Instructions for the task
Check each line of the material below for the string "bilayer", then report how many lines have it, and nothing else.

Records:
◇ ◇ ◇ ◇
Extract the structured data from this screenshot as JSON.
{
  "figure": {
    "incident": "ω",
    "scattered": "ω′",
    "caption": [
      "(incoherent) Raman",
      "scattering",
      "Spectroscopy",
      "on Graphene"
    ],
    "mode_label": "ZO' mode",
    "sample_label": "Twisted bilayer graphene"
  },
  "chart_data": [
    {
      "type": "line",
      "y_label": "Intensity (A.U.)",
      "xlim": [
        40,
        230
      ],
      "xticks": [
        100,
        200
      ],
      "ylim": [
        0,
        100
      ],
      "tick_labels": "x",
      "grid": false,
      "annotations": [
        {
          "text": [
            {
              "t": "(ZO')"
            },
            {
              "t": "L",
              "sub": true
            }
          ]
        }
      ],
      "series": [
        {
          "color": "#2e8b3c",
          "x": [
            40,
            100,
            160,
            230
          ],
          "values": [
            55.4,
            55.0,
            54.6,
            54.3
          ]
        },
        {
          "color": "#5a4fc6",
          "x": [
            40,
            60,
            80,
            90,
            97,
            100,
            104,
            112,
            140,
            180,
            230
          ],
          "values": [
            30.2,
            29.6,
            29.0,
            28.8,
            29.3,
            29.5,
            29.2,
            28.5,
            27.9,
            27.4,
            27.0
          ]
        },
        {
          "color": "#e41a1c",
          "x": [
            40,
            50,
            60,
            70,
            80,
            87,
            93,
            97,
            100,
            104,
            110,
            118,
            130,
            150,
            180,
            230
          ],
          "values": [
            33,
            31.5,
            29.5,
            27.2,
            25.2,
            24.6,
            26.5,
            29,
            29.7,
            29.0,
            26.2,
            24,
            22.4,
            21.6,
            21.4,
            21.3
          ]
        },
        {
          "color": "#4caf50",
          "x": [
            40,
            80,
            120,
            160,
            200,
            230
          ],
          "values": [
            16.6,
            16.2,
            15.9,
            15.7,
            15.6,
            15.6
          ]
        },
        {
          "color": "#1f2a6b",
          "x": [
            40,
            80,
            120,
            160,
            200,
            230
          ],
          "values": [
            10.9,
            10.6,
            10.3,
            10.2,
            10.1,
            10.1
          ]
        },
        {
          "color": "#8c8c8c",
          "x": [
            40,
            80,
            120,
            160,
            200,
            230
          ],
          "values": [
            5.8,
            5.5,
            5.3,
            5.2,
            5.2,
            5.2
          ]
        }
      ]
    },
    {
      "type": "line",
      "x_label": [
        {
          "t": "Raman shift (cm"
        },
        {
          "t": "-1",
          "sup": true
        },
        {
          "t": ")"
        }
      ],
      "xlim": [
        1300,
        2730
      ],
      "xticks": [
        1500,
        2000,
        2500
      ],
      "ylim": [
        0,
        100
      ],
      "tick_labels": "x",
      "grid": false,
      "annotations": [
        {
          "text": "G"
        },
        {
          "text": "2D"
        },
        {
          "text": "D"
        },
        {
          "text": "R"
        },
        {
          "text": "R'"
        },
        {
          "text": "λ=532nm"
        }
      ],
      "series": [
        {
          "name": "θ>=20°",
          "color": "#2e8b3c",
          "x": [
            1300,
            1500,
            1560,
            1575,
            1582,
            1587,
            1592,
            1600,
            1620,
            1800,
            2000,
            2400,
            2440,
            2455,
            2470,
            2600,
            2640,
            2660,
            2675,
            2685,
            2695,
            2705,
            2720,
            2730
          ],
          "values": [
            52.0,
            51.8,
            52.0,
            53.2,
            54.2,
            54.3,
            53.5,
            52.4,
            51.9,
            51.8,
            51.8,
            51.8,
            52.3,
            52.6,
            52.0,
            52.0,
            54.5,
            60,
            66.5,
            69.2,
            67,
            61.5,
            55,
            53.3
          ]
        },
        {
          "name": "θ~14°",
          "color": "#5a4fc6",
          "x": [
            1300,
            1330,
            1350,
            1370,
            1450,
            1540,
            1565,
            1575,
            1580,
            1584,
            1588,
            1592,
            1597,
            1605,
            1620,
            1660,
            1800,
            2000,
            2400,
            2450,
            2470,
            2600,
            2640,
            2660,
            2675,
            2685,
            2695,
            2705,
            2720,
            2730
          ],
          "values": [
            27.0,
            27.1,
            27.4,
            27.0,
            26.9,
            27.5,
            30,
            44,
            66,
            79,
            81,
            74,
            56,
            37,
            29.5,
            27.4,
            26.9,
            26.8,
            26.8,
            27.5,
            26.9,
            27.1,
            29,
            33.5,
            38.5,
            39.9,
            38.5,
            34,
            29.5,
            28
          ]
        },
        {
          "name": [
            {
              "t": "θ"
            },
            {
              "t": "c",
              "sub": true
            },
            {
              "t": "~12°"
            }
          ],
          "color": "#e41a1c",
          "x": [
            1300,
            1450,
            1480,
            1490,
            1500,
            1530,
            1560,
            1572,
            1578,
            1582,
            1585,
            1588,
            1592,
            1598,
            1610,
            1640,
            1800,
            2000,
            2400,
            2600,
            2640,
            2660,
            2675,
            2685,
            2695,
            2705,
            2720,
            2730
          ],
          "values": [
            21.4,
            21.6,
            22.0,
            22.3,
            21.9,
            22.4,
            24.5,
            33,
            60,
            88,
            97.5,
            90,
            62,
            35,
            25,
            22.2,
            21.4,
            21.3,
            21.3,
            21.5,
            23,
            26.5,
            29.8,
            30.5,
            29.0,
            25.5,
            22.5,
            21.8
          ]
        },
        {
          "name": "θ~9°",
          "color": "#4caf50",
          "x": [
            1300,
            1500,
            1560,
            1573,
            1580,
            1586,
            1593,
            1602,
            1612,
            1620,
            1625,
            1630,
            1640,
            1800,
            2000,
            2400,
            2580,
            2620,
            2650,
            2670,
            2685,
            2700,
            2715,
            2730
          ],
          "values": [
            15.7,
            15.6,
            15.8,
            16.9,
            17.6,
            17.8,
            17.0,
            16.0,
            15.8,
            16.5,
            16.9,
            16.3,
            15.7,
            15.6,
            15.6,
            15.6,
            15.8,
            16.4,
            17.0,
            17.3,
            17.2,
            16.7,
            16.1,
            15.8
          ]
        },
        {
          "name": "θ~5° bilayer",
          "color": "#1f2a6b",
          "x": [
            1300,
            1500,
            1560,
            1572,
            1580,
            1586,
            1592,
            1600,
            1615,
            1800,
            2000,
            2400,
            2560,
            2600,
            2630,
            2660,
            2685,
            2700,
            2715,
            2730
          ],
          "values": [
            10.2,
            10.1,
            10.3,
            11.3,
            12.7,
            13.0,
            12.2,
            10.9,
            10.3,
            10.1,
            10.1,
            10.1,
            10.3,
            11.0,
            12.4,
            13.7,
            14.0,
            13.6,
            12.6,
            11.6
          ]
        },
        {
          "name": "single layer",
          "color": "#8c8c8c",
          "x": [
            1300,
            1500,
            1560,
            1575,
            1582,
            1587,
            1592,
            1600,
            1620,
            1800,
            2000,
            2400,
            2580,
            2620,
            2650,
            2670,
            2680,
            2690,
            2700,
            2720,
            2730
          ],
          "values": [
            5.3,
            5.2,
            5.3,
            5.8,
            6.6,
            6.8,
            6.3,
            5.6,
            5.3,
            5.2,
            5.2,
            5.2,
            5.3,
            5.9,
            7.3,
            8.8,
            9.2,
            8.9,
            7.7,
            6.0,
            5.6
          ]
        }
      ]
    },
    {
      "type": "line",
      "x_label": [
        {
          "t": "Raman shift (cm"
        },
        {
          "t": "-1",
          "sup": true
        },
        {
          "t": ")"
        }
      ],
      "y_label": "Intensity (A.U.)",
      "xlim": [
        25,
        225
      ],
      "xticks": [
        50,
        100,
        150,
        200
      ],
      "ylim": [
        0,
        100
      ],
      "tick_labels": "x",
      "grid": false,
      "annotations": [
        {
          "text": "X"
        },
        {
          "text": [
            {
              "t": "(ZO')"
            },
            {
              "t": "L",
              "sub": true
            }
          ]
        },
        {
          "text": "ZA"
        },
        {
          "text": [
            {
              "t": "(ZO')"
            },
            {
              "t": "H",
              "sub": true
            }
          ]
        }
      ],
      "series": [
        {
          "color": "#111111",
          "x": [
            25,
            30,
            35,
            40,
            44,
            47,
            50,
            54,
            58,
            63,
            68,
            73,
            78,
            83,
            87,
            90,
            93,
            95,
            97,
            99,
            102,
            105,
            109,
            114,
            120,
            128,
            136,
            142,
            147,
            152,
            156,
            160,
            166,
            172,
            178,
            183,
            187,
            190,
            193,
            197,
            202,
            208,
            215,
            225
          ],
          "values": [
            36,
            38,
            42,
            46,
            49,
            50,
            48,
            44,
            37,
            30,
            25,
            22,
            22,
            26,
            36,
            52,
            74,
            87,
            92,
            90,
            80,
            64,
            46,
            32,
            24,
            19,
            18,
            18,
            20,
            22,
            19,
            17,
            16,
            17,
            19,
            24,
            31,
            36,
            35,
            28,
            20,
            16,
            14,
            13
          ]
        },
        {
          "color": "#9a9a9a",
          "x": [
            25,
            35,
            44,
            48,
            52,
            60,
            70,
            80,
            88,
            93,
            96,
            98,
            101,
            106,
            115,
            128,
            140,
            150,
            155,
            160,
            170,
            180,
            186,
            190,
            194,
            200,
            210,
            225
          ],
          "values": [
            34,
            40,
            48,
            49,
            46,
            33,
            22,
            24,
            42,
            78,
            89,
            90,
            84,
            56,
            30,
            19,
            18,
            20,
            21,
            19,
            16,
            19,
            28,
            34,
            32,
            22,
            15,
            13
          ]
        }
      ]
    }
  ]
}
◇ ◇ ◇ ◇
Exercise response
2